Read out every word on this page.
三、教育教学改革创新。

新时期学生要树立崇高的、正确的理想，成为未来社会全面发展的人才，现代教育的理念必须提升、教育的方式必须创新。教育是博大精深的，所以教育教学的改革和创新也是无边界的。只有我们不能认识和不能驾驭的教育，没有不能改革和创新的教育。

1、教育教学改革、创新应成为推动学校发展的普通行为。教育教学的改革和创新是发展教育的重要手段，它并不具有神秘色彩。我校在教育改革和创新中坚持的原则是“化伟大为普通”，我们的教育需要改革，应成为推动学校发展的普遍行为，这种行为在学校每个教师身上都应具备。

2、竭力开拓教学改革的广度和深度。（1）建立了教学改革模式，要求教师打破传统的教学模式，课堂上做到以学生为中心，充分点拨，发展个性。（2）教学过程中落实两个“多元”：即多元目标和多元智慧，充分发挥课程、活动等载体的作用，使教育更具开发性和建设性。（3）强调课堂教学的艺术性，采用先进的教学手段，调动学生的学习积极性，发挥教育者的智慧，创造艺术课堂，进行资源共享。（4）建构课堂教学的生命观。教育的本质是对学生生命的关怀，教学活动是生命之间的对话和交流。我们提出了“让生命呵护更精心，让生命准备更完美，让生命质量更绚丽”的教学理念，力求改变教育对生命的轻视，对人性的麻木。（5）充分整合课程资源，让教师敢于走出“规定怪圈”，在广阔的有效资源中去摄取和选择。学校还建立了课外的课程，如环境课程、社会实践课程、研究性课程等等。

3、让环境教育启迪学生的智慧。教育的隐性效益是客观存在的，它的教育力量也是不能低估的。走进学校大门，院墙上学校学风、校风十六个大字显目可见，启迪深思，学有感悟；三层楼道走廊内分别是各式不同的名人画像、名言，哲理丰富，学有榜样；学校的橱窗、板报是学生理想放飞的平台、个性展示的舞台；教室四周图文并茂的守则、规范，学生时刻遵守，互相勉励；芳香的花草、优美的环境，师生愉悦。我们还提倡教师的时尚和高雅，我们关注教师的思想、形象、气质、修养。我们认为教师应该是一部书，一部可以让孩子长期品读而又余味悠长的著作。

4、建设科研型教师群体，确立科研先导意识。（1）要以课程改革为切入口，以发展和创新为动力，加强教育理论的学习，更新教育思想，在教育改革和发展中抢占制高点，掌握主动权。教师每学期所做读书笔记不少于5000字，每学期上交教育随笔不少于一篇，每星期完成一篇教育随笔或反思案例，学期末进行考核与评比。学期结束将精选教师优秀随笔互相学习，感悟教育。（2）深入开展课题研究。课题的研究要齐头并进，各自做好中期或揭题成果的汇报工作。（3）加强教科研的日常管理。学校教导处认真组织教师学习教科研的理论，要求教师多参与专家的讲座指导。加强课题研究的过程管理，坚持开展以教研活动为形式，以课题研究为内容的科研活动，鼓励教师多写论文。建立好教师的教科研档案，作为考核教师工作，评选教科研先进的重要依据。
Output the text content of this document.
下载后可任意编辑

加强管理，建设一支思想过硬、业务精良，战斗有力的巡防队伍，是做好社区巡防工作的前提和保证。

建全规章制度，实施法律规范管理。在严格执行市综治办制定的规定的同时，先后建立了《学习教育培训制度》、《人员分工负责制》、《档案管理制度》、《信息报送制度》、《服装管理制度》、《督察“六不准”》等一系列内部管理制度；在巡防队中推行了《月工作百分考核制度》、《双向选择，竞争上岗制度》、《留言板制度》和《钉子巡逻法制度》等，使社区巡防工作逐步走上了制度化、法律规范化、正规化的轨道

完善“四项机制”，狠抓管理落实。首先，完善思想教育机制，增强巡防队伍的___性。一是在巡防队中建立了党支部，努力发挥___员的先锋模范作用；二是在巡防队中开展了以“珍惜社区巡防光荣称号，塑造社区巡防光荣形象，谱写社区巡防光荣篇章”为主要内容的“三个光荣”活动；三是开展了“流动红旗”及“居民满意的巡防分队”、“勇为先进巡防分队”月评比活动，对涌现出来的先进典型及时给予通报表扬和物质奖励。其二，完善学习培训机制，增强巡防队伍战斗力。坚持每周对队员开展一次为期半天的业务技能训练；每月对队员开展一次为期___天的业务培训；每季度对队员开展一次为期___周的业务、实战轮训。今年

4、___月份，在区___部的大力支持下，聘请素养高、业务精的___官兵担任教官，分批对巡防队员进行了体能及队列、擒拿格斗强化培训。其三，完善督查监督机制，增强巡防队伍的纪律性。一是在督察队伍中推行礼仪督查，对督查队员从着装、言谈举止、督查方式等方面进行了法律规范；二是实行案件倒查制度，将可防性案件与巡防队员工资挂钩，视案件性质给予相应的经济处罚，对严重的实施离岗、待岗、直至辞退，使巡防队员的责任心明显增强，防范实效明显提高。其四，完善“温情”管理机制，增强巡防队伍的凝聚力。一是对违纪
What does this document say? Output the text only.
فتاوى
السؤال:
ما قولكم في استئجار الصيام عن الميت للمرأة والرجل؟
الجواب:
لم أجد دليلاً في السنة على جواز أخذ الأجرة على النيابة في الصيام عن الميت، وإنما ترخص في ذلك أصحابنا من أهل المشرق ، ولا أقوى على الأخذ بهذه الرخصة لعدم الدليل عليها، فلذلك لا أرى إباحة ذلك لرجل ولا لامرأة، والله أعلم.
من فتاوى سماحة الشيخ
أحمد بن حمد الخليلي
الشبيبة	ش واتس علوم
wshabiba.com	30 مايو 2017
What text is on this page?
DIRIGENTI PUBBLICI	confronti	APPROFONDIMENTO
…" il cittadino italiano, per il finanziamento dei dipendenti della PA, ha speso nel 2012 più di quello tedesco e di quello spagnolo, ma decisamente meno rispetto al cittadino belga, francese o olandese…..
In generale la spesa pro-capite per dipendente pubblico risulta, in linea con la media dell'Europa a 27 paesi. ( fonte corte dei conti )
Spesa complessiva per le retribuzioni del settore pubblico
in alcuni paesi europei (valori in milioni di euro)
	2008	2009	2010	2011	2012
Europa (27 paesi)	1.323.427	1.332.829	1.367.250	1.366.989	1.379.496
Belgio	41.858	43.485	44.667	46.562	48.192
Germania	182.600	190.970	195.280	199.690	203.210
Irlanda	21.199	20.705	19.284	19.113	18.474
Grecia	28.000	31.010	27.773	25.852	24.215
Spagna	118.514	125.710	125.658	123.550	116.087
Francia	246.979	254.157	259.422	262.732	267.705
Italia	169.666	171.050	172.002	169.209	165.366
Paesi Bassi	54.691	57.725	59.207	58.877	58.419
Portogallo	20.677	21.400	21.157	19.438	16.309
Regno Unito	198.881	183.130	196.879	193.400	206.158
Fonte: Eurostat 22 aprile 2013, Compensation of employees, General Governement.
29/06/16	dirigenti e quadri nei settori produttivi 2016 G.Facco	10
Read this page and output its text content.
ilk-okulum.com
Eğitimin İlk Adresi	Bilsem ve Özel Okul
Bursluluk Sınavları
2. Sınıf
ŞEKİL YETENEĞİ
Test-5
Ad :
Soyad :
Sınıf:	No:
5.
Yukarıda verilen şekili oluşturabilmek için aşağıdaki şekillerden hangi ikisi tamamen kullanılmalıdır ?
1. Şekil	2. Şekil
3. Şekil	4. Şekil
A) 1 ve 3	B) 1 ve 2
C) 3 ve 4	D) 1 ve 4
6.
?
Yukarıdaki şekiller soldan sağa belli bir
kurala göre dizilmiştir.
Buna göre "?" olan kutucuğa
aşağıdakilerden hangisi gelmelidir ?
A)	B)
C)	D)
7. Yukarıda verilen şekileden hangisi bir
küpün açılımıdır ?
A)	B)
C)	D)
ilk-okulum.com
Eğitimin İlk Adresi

# # # #

= GIVEN TASK =
Print the entries exactly. Include every one.

= OUTPUT OF THE EXERCISE =
Read out every word on this page.
三、教育教学改革创新。

新时期学生要树立崇高的、正确的理想，成为未来社会全面发展的人才，现代教育的理念必须提升、教育的方式必须创新。教育是博大精深的，所以教育教学的改革和创新也是无边界的。只有我们不能认识和不能驾驭的教育，没有不能改革和创新的教育。

1、教育教学改革、创新应成为推动学校发展的普通行为。教育教学的改革和创新是发展教育的重要手段，它并不具有神秘色彩。我校在教育改革和创新中坚持的原则是“化伟大为普通”，我们的教育需要改革，应成为推动学校发展的普遍行为，这种行为在学校每个教师身上都应具备。

2、竭力开拓教学改革的广度和深度。（1）建立了教学改革模式，要求教师打破传统的教学模式，课堂上做到以学生为中心，充分点拨，发展个性。（2）教学过程中落实两个“多元”：即多元目标和多元智慧，充分发挥课程、活动等载体的作用，使教育更具开发性和建设性。（3）强调课堂教学的艺术性，采用先进的教学手段，调动学生的学习积极性，发挥教育者的智慧，创造艺术课堂，进行资源共享。（4）建构课堂教学的生命观。教育的本质是对学生生命的关怀，教学活动是生命之间的对话和交流。我们提出了“让生命呵护更精心，让生命准备更完美，让生命质量更绚丽”的教学理念，力求改变教育对生命的轻视，对人性的麻木。（5）充分整合课程资源，让教师敢于走出“规定怪圈”，在广阔的有效资源中去摄取和选择。学校还建立了课外的课程，如环境课程、社会实践课程、研究性课程等等。

3、让环境教育启迪学生的智慧。教育的隐性效益是客观存在的，它的教育力量也是不能低估的。走进学校大门，院墙上学校学风、校风十六个大字显目可见，启迪深思，学有感悟；三层楼道走廊内分别是各式不同的名人画像、名言，哲理丰富，学有榜样；学校的橱窗、板报是学生理想放飞的平台、个性展示的舞台；教室四周图文并茂的守则、规范，学生时刻遵守，互相勉励；芳香的花草、优美的环境，师生愉悦。我们还提倡教师的时尚和高雅，我们关注教师的思想、形象、气质、修养。我们认为教师应该是一部书，一部可以让孩子长期品读而又余味悠长的著作。

4、建设科研型教师群体，确立科研先导意识。（1）要以课程改革为切入口，以发展和创新为动力，加强教育理论的学习，更新教育思想，在教育改革和发展中抢占制高点，掌握主动权。教师每学期所做读书笔记不少于5000字，每学期上交教育随笔不少于一篇，每星期完成一篇教育随笔或反思案例，学期末进行考核与评比。学期结束将精选教师优秀随笔互相学习，感悟教育。（2）深入开展课题研究。课题的研究要齐头并进，各自做好中期或揭题成果的汇报工作。（3）加强教科研的日常管理。学校教导处认真组织教师学习教科研的理论，要求教师多参与专家的讲座指导。加强课题研究的过程管理，坚持开展以教研活动为形式，以课题研究为内容的科研活动，鼓励教师多写论文。建立好教师的教科研档案，作为考核教师工作，评选教科研先进的重要依据。
Output the text content of this document.
下载后可任意编辑

加强管理，建设一支思想过硬、业务精良，战斗有力的巡防队伍，是做好社区巡防工作的前提和保证。

建全规章制度，实施法律规范管理。在严格执行市综治办制定的规定的同时，先后建立了《学习教育培训制度》、《人员分工负责制》、《档案管理制度》、《信息报送制度》、《服装管理制度》、《督察“六不准”》等一系列内部管理制度；在巡防队中推行了《月工作百分考核制度》、《双向选择，竞争上岗制度》、《留言板制度》和《钉子巡逻法制度》等，使社区巡防工作逐步走上了制度化、法律规范化、正规化的轨道

完善“四项机制”，狠抓管理落实。首先，完善思想教育机制，增强巡防队伍的___性。一是在巡防队中建立了党支部，努力发挥___员的先锋模范作用；二是在巡防队中开展了以“珍惜社区巡防光荣称号，塑造社区巡防光荣形象，谱写社区巡防光荣篇章”为主要内容的“三个光荣”活动；三是开展了“流动红旗”及“居民满意的巡防分队”、“勇为先进巡防分队”月评比活动，对涌现出来的先进典型及时给予通报表扬和物质奖励。其二，完善学习培训机制，增强巡防队伍战斗力。坚持每周对队员开展一次为期半天的业务技能训练；每月对队员开展一次为期___天的业务培训；每季度对队员开展一次为期___周的业务、实战轮训。今年

4、___月份，在区___部的大力支持下，聘请素养高、业务精的___官兵担任教官，分批对巡防队员进行了体能及队列、擒拿格斗强化培训。其三，完善督查监督机制，增强巡防队伍的纪律性。一是在督察队伍中推行礼仪督查，对督查队员从着装、言谈举止、督查方式等方面进行了法律规范；二是实行案件倒查制度，将可防性案件与巡防队员工资挂钩，视案件性质给予相应的经济处罚，对严重的实施离岗、待岗、直至辞退，使巡防队员的责任心明显增强，防范实效明显提高。其四，完善“温情”管理机制，增强巡防队伍的凝聚力。一是对违纪
What does this document say? Output the text only.
فتاوى
السؤال:
ما قولكم في استئجار الصيام عن الميت للمرأة والرجل؟
الجواب:
لم أجد دليلاً في السنة على جواز أخذ الأجرة على النيابة في الصيام عن الميت، وإنما ترخص في ذلك أصحابنا من أهل المشرق ، ولا أقوى على الأخذ بهذه الرخصة لعدم الدليل عليها، فلذلك لا أرى إباحة ذلك لرجل ولا لامرأة، والله أعلم.
من فتاوى سماحة الشيخ
أحمد بن حمد الخليلي
الشبيبة	ش واتس علوم
wshabiba.com	30 مايو 2017
What text is on this page?
DIRIGENTI PUBBLICI	confronti	APPROFONDIMENTO
…" il cittadino italiano, per il finanziamento dei dipendenti della PA, ha speso nel 2012 più di quello tedesco e di quello spagnolo, ma decisamente meno rispetto al cittadino belga, francese o olandese…..
In generale la spesa pro-capite per dipendente pubblico risulta, in linea con la media dell'Europa a 27 paesi. ( fonte corte dei conti )
Spesa complessiva per le retribuzioni del settore pubblico
in alcuni paesi europei (valori in milioni di euro)
	2008	2009	2010	2011	2012
Europa (27 paesi)	1.323.427	1.332.829	1.367.250	1.366.989	1.379.496
Belgio	41.858	43.485	44.667	46.562	48.192
Germania	182.600	190.970	195.280	199.690	203.210
Irlanda	21.199	20.705	19.284	19.113	18.474
Grecia	28.000	31.010	27.773	25.852	24.215
Spagna	118.514	125.710	125.658	123.550	116.087
Francia	246.979	254.157	259.422	262.732	267.705
Italia	169.666	171.050	172.002	169.209	165.366
Paesi Bassi	54.691	57.725	59.207	58.877	58.419
Portogallo	20.677	21.400	21.157	19.438	16.309
Regno Unito	198.881	183.130	196.879	193.400	206.158
Fonte: Eurostat 22 aprile 2013, Compensation of employees, General Governement.
29/06/16	dirigenti e quadri nei settori produttivi 2016 G.Facco	10
Read this page and output its text content.
ilk-okulum.com
Eğitimin İlk Adresi	Bilsem ve Özel Okul
Bursluluk Sınavları
2. Sınıf
ŞEKİL YETENEĞİ
Test-5
Ad :
Soyad :
Sınıf:	No:
5.
Yukarıda verilen şekili oluşturabilmek için aşağıdaki şekillerden hangi ikisi tamamen kullanılmalıdır ?
1. Şekil	2. Şekil
3. Şekil	4. Şekil
A) 1 ve 3	B) 1 ve 2
C) 3 ve 4	D) 1 ve 4
6.
?
Yukarıdaki şekiller soldan sağa belli bir
kurala göre dizilmiştir.
Buna göre "?" olan kutucuğa
aşağıdakilerden hangisi gelmelidir ?
A)	B)
C)	D)
7. Yukarıda verilen şekileden hangisi bir
küpün açılımıdır ?
A)	B)
C)	D)
ilk-okulum.com
Eğitimin İlk Adresi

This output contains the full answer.